## Written exercise
In full and without alteration, give the listing again.

+ + + +

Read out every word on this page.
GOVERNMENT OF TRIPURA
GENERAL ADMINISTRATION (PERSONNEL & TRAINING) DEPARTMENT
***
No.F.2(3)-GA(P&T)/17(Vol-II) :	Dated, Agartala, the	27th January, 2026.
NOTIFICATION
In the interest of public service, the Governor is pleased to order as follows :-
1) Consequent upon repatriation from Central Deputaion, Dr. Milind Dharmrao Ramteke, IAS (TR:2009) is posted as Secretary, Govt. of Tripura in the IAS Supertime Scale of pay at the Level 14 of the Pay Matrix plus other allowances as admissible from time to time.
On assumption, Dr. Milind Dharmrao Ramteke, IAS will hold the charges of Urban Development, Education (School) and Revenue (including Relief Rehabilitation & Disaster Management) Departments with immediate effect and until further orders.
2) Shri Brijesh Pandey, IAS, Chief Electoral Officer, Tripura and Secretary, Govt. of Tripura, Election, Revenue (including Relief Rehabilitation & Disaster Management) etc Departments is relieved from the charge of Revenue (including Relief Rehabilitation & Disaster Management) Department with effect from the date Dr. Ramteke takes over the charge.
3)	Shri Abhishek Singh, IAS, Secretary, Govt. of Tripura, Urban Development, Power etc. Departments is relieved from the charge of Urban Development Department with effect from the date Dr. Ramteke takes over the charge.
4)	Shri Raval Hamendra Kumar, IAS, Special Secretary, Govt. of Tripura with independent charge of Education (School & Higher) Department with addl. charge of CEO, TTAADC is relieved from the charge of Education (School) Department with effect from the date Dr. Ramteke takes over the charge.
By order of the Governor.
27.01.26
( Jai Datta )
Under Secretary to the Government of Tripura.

+ + + +

## Written solution
Read out every word on this page.
GOVERNMENT OF TRIPURA
GENERAL ADMINISTRATION (PERSONNEL & TRAINING) DEPARTMENT
***
No.F.2(3)-GA(P&T)/17(Vol-II) :	Dated, Agartala, the	27th January, 2026.
NOTIFICATION
In the interest of public service, the Governor is pleased to order as follows :-
1) Consequent upon repatriation from Central Deputaion, Dr. Milind Dharmrao Ramteke, IAS (TR:2009) is posted as Secretary, Govt. of Tripura in the IAS Supertime Scale of pay at the Level 14 of the Pay Matrix plus other allowances as admissible from time to time.
On assumption, Dr. Milind Dharmrao Ramteke, IAS will hold the charges of Urban Development, Education (School) and Revenue (including Relief Rehabilitation & Disaster Management) Departments with immediate effect and until further orders.
2) Shri Brijesh Pandey, IAS, Chief Electoral Officer, Tripura and Secretary, Govt. of Tripura, Election, Revenue (including Relief Rehabilitation & Disaster Management) etc Departments is relieved from the charge of Revenue (including Relief Rehabilitation & Disaster Management) Department with effect from the date Dr. Ramteke takes over the charge.
3)	Shri Abhishek Singh, IAS, Secretary, Govt. of Tripura, Urban Development, Power etc. Departments is relieved from the charge of Urban Development Department with effect from the date Dr. Ramteke takes over the charge.
4)	Shri Raval Hamendra Kumar, IAS, Special Secretary, Govt. of Tripura with independent charge of Education (School & Higher) Department with addl. charge of CEO, TTAADC is relieved from the charge of Education (School) Department with effect from the date Dr. Ramteke takes over the charge.
By order of the Governor.
27.01.26
( Jai Datta )
Under Secretary to the Government of Tripura.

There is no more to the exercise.